• Problem to solve:
Report every line below that holds the word "основе".

• Records for this exercise:
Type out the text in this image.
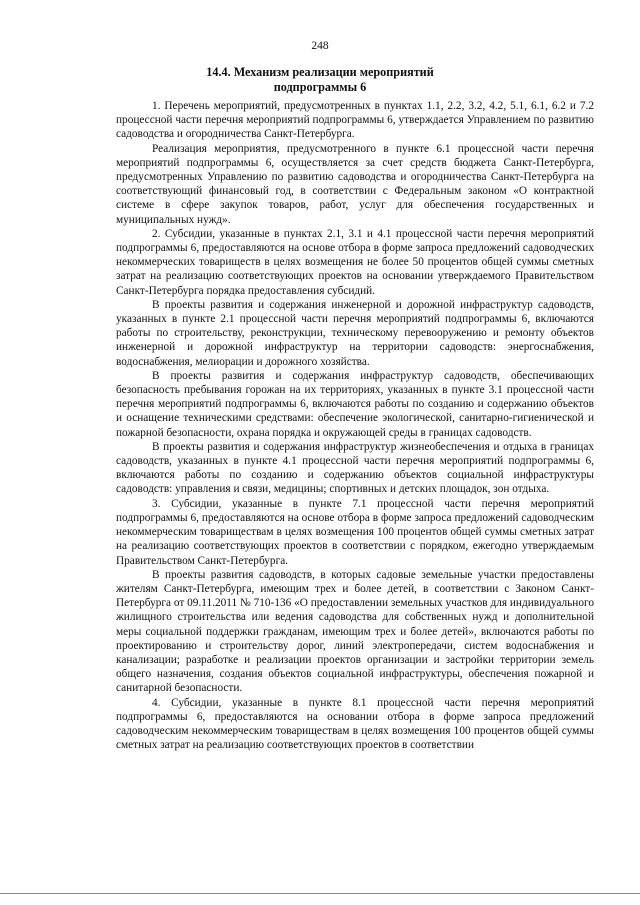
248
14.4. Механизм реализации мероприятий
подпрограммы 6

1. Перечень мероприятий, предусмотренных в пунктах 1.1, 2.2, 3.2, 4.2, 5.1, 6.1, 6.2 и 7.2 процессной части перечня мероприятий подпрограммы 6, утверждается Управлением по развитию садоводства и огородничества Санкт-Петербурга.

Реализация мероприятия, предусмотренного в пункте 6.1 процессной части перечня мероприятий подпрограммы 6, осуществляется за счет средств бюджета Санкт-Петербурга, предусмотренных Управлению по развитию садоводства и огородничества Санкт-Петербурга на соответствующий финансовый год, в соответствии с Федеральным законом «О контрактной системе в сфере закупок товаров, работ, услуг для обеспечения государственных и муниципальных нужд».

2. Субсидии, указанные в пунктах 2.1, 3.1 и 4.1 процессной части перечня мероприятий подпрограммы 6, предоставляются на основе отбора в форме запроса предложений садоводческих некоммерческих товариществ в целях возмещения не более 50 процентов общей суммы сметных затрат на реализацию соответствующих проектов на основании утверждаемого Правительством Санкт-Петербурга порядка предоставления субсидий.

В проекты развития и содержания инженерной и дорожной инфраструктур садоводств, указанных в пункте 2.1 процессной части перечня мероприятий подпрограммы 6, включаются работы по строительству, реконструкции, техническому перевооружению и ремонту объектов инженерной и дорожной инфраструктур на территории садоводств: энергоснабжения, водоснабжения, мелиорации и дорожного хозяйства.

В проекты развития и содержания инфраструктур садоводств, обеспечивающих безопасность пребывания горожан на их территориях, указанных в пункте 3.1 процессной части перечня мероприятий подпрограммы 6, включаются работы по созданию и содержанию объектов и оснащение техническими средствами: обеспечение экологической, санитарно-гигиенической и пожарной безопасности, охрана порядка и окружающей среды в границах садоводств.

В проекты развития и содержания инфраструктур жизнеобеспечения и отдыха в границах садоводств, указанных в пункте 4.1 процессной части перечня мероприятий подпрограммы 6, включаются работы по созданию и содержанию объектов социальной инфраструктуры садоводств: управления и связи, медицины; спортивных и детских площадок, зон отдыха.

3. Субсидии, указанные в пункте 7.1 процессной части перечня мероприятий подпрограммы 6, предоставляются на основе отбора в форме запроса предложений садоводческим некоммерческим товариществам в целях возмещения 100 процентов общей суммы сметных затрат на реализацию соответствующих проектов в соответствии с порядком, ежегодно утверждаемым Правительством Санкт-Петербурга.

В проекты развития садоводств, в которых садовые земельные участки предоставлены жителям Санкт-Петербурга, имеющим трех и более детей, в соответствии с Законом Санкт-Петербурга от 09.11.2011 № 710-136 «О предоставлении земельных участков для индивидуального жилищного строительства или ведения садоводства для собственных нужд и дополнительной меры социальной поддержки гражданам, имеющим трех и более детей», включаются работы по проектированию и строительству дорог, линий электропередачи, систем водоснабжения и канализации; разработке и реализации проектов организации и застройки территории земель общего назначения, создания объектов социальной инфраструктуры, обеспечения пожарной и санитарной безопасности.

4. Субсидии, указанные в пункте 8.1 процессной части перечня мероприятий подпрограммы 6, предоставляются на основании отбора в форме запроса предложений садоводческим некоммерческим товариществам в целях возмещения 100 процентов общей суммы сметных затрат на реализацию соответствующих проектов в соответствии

• Expected answer:
2. Субсидии, указанные в пунктах 2.1, 3.1 и 4.1 процессной части перечня мероприятий подпрограммы 6, предоставляются на основе отбора в форме запроса предложений садоводческих некоммерческих товариществ в целях возмещения не более 50 процентов общей суммы сметных затрат на реализацию соответствующих проектов на основании утверждаемого Правительством Санкт-Петербурга порядка предоставления субсидий.
3. Субсидии, указанные в пункте 7.1 процессной части перечня мероприятий подпрограммы 6, предоставляются на основе отбора в форме запроса предложений садоводческим некоммерческим товариществам в целях возмещения 100 процентов общей суммы сметных затрат на реализацию соответствующих проектов в соответствии с порядком, ежегодно утверждаемым Правительством Санкт-Петербурга.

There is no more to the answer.